(Collected data entries)
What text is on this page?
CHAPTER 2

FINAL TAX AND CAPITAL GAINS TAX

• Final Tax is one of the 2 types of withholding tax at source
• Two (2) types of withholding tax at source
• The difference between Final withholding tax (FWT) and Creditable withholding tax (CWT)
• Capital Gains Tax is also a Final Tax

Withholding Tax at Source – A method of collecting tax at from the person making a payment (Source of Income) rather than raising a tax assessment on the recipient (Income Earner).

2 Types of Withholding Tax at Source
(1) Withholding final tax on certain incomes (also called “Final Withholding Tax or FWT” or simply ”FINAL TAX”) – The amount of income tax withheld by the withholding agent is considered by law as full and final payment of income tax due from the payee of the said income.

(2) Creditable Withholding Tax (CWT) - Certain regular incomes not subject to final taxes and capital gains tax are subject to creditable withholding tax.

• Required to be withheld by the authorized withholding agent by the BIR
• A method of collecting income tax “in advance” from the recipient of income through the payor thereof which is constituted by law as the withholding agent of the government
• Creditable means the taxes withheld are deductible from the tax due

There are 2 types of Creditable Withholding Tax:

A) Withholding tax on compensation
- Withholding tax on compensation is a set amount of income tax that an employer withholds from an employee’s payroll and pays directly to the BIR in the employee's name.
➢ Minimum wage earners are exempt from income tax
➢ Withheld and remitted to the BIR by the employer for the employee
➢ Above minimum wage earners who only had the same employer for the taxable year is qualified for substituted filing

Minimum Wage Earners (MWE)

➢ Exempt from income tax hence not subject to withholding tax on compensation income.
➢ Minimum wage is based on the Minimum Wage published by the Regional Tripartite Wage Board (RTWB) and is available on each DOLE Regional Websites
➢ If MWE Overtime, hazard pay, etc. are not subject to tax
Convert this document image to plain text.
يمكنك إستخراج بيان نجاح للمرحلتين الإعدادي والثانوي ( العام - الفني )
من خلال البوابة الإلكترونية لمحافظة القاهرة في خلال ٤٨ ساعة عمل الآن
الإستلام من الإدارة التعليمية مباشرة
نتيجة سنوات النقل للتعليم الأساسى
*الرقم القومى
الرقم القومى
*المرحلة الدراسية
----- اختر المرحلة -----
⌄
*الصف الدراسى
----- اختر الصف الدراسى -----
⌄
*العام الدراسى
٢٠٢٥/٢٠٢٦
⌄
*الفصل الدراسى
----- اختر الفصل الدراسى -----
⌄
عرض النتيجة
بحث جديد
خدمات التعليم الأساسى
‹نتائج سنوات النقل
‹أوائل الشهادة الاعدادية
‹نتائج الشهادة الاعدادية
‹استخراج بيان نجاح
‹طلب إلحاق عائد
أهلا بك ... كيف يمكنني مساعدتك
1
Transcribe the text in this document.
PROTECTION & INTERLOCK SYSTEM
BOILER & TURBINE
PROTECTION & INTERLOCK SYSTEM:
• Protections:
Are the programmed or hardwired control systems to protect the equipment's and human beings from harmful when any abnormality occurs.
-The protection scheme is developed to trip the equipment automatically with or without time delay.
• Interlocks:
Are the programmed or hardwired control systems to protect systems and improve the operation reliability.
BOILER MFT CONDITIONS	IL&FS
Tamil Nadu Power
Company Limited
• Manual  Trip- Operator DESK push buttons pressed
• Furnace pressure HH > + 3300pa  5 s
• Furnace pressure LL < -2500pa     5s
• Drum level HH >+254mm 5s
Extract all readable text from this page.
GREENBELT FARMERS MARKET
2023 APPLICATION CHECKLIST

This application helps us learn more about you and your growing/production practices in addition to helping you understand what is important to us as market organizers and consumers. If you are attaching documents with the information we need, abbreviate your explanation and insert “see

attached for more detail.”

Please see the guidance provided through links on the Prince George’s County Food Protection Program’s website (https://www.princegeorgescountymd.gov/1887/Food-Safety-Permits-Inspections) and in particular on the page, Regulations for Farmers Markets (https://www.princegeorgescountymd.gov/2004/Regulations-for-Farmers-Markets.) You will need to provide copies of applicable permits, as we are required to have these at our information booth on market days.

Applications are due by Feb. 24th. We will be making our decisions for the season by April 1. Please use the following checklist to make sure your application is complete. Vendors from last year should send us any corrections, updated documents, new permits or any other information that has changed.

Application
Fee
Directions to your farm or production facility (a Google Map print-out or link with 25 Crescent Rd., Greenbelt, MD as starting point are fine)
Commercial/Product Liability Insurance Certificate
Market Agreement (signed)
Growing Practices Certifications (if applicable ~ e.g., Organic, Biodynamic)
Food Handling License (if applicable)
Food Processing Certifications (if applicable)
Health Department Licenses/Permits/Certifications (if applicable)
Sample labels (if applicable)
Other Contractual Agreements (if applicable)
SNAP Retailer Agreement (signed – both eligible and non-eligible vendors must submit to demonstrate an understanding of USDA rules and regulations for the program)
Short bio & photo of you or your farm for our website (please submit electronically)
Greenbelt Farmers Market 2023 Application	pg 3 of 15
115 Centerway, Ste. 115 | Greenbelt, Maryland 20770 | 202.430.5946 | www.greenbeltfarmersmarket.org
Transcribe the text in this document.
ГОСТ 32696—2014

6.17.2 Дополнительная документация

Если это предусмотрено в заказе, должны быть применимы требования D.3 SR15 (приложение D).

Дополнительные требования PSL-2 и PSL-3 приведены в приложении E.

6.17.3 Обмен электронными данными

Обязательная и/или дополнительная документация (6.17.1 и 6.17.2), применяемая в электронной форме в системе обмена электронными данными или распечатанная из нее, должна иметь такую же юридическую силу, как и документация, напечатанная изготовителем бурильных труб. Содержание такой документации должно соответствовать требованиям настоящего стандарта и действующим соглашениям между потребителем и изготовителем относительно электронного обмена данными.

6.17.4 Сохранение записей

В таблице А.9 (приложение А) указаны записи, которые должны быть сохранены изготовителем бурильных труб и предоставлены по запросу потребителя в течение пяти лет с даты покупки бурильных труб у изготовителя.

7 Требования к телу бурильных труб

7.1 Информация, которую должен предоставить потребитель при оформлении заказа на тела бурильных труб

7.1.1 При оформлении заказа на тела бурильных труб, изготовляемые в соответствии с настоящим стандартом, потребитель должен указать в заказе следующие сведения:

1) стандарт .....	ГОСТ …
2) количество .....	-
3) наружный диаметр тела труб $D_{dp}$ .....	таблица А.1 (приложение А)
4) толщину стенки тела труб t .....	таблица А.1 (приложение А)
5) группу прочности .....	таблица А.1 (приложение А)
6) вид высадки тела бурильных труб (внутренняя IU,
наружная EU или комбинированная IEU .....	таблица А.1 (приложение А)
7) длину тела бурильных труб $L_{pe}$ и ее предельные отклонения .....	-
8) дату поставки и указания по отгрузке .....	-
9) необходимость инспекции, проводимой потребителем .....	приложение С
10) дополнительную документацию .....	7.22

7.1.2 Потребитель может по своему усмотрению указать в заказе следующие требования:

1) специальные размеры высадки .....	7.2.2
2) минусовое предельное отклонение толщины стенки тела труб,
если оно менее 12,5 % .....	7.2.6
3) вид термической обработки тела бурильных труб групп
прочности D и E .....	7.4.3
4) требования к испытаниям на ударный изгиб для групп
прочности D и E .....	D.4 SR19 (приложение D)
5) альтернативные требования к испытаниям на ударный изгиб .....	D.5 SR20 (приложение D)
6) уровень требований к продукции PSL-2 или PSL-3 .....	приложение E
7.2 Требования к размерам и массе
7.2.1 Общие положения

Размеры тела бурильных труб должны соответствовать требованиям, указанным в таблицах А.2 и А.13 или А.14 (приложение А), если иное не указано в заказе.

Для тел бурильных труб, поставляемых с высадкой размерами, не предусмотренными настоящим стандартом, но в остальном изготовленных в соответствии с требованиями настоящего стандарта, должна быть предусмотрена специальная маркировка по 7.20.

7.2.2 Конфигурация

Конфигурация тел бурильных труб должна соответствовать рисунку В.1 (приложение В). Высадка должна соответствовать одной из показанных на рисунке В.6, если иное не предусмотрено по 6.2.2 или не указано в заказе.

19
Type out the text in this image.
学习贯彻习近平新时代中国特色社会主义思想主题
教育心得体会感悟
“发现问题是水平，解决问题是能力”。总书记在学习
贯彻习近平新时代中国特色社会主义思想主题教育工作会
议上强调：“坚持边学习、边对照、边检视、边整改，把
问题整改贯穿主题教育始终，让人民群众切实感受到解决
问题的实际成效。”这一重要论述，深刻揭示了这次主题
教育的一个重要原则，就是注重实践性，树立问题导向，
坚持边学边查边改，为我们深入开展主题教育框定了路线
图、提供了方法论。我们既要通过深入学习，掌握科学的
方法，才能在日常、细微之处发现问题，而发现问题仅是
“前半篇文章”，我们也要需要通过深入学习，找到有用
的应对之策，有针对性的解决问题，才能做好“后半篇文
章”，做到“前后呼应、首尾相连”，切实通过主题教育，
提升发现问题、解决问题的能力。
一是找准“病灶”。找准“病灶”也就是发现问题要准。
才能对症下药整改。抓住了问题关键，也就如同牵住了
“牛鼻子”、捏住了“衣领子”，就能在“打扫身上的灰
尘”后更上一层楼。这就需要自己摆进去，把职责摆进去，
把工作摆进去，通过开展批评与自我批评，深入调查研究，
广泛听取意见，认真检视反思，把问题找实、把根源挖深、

What to produce >> Work through the data and report how many of its lines hold the word "BOILER", giving only the figure.

Written solution >> 2